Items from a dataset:
------------------------------------

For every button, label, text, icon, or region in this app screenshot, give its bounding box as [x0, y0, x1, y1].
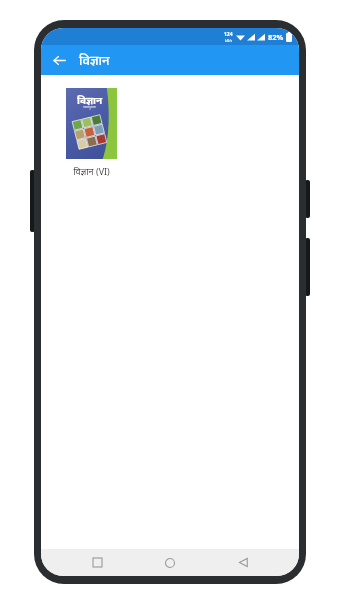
- button[interactable]: Back: [46, 47, 72, 73]
- button[interactable]: Home: [153, 549, 187, 576]
- button[interactable]: विज्ञान: [48, 81, 134, 183]
- staticText: विज्ञान (VI): [73, 165, 110, 177]
- staticText: 124: [224, 31, 233, 38]
- staticText: पाठ्यपुस्तक: [83, 105, 96, 109]
- button[interactable]: Recent apps: [80, 549, 114, 576]
- button[interactable]: Back: [226, 549, 260, 576]
- staticText: kB/s: [225, 38, 233, 43]
- staticText: 82%: [268, 32, 284, 42]
- staticText: विज्ञान: [77, 93, 103, 107]
- staticText: विज्ञान: [79, 51, 110, 69]
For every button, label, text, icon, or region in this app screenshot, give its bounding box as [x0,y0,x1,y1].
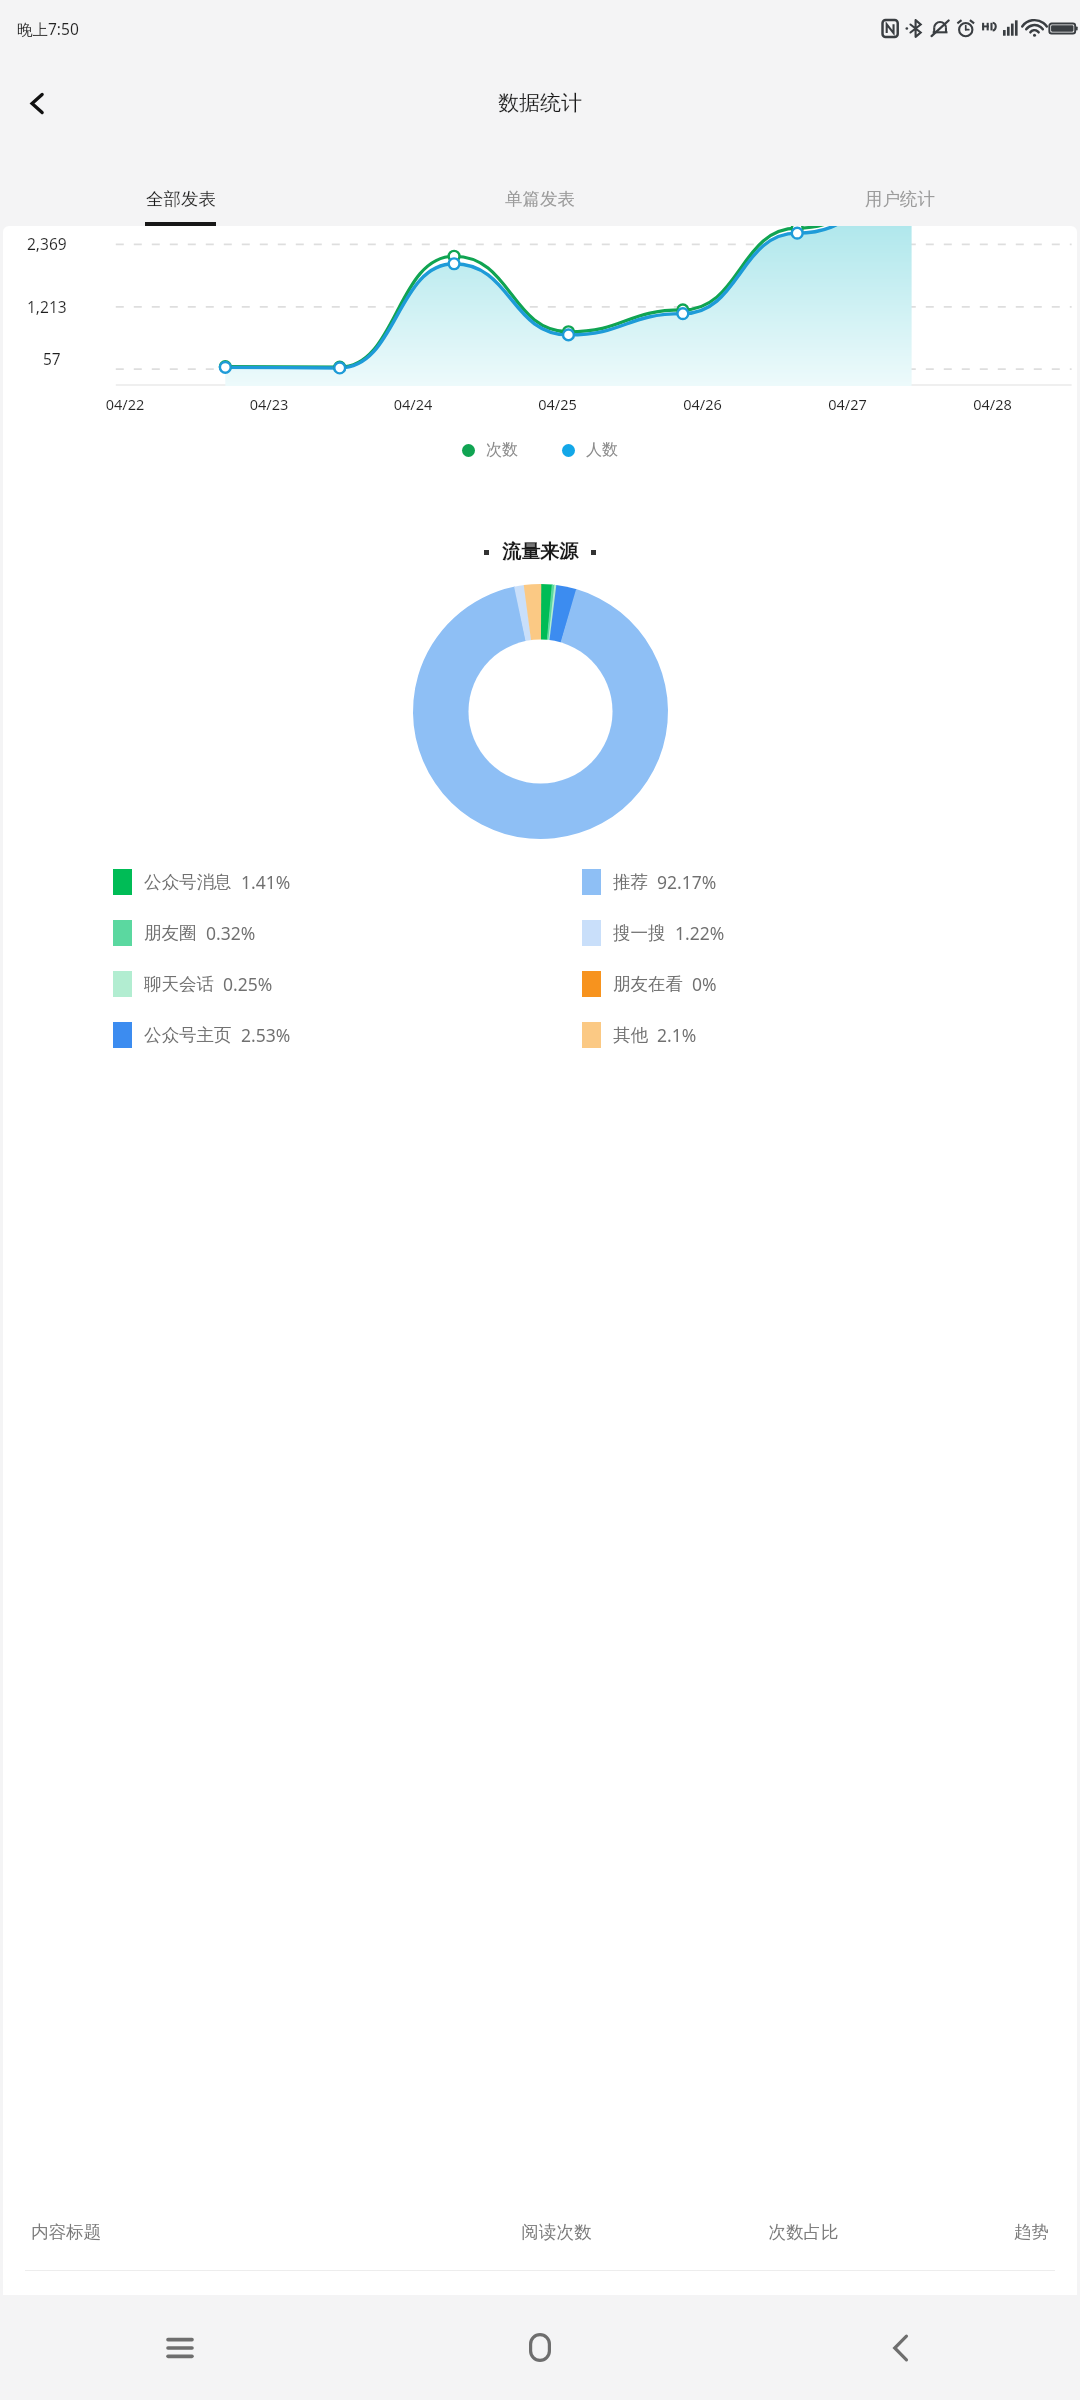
button[interactable]: 聊天会话 [113,971,582,997]
staticText: 04/25 [485,394,630,414]
staticText: 0.25% [223,972,273,996]
staticText: 92.17% [657,870,717,894]
button[interactable]: Home [360,2295,720,2400]
staticText: 晚上7:50 [17,18,79,39]
staticText: 趋势 [921,2221,1049,2243]
staticText: 流量来源 [502,540,578,564]
button[interactable]: 朋友圈 [113,920,582,946]
button[interactable]: 其他 [582,1022,1051,1048]
staticText: 全部发表 [146,188,216,210]
button[interactable]: Recent apps [0,2295,360,2400]
staticText: 04/26 [630,394,775,414]
staticText: 0.32% [206,921,256,945]
staticText: 朋友在看 [613,973,683,995]
staticText: 聊天会话 [144,973,214,995]
staticText: 04/24 [341,394,485,414]
staticText: 搜一搜 [613,922,666,944]
button[interactable]: 人数 [562,440,618,460]
staticText: 公众号主页 [144,1024,232,1046]
staticText: 次数占比 [686,2221,921,2243]
button[interactable]: 推荐 [582,869,1051,895]
staticText: 04/27 [775,394,920,414]
staticText: 1,213 [27,296,67,317]
staticText: 数据统计 [498,90,582,116]
button[interactable]: 单篇发表 [360,149,720,226]
staticText: 1.22% [675,921,725,945]
staticText: 朋友圈 [144,922,197,944]
staticText: 2.1% [657,1023,697,1047]
staticText: 人数 [586,440,618,460]
staticText: 0% [692,972,717,996]
staticText: 2,369 [27,233,67,254]
staticText: 1.41% [241,870,291,894]
button[interactable]: 公众号主页 [113,1022,582,1048]
staticText: 2.53% [241,1023,291,1047]
button[interactable]: 全部发表 [0,149,360,226]
staticText: 阅读次数 [427,2221,686,2243]
staticText: 公众号消息 [144,871,232,893]
staticText: 内容标题 [31,2221,427,2243]
staticText: 04/22 [53,394,197,414]
staticText: 次数 [486,440,518,460]
button[interactable]: 公众号消息 [113,869,582,895]
staticText: 04/28 [920,394,1065,414]
button[interactable]: 朋友在看 [582,971,1051,997]
staticText: 04/23 [197,394,341,414]
button[interactable]: Back [10,76,64,130]
staticText: 推荐 [613,871,648,893]
button[interactable]: 用户统计 [720,149,1080,226]
staticText: 57 [43,348,61,369]
button[interactable]: Back [720,2295,1080,2400]
button[interactable]: 搜一搜 [582,920,1051,946]
button[interactable]: 次数 [462,440,518,460]
staticText: 用户统计 [865,188,935,210]
staticText: 单篇发表 [505,188,575,210]
staticText: 其他 [613,1024,648,1046]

------------------------------------

PROBLEM.
Copy out every line above without any changes, omitting the pictures.

WRITTEN RESPONSE.
For every button, label, text, icon, or region in this app screenshot, give its bounding box as [x0, y0, x1, y1].
- button[interactable]: Back: [46, 47, 72, 73]
- button[interactable]: Home: [153, 549, 187, 576]
- button[interactable]: विज्ञान: [48, 81, 134, 183]
- staticText: विज्ञान (VI): [73, 165, 110, 177]
- staticText: 124: [224, 31, 233, 38]
- staticText: पाठ्यपुस्तक: [83, 105, 96, 109]
- button[interactable]: Recent apps: [80, 549, 114, 576]
- button[interactable]: Back: [226, 549, 260, 576]
- staticText: kB/s: [225, 38, 233, 43]
- staticText: 82%: [268, 32, 284, 42]
- staticText: विज्ञान: [77, 93, 103, 107]
- staticText: विज्ञान: [79, 51, 110, 69]
For every button, label, text, icon, or region in this app screenshot, give its bounding box as [x0,y0,x1,y1].
button[interactable]: 聊天会话 [113,971,582,997]
staticText: 04/25 [485,394,630,414]
staticText: 0.25% [223,972,273,996]
staticText: 92.17% [657,870,717,894]
button[interactable]: Home [360,2295,720,2400]
staticText: 晚上7:50 [17,18,79,39]
staticText: 趋势 [921,2221,1049,2243]
staticText: 流量来源 [502,540,578,564]
button[interactable]: 朋友圈 [113,920,582,946]
button[interactable]: 其他 [582,1022,1051,1048]
staticText: 全部发表 [146,188,216,210]
button[interactable]: Recent apps [0,2295,360,2400]
staticText: 04/26 [630,394,775,414]
staticText: 0.32% [206,921,256,945]
staticText: 朋友在看 [613,973,683,995]
staticText: 聊天会话 [144,973,214,995]
staticText: 04/24 [341,394,485,414]
staticText: 搜一搜 [613,922,666,944]
button[interactable]: 人数 [562,440,618,460]
staticText: 公众号主页 [144,1024,232,1046]
staticText: 次数占比 [686,2221,921,2243]
button[interactable]: 推荐 [582,869,1051,895]
staticText: 04/27 [775,394,920,414]
staticText: 1,213 [27,296,67,317]
staticText: 数据统计 [498,90,582,116]
button[interactable]: 单篇发表 [360,149,720,226]
staticText: 1.22% [675,921,725,945]
staticText: 朋友圈 [144,922,197,944]
staticText: 2.1% [657,1023,697,1047]
staticText: 人数 [586,440,618,460]
staticText: 0% [692,972,717,996]
staticText: 2,369 [27,233,67,254]
staticText: 1.41% [241,870,291,894]
button[interactable]: 公众号主页 [113,1022,582,1048]
staticText: 2.53% [241,1023,291,1047]
button[interactable]: 全部发表 [0,149,360,226]
staticText: 阅读次数 [427,2221,686,2243]
staticText: 公众号消息 [144,871,232,893]
staticText: 内容标题 [31,2221,427,2243]
staticText: 04/22 [53,394,197,414]
staticText: 次数 [486,440,518,460]
button[interactable]: 公众号消息 [113,869,582,895]
staticText: 04/28 [920,394,1065,414]
button[interactable]: 朋友在看 [582,971,1051,997]
staticText: 04/23 [197,394,341,414]
button[interactable]: Back [10,76,64,130]
staticText: 推荐 [613,871,648,893]
button[interactable]: 用户统计 [720,149,1080,226]
staticText: 57 [43,348,61,369]
button[interactable]: Back [720,2295,1080,2400]
button[interactable]: 搜一搜 [582,920,1051,946]
button[interactable]: 次数 [462,440,518,460]
staticText: 用户统计 [865,188,935,210]
staticText: 单篇发表 [505,188,575,210]
staticText: 其他 [613,1024,648,1046]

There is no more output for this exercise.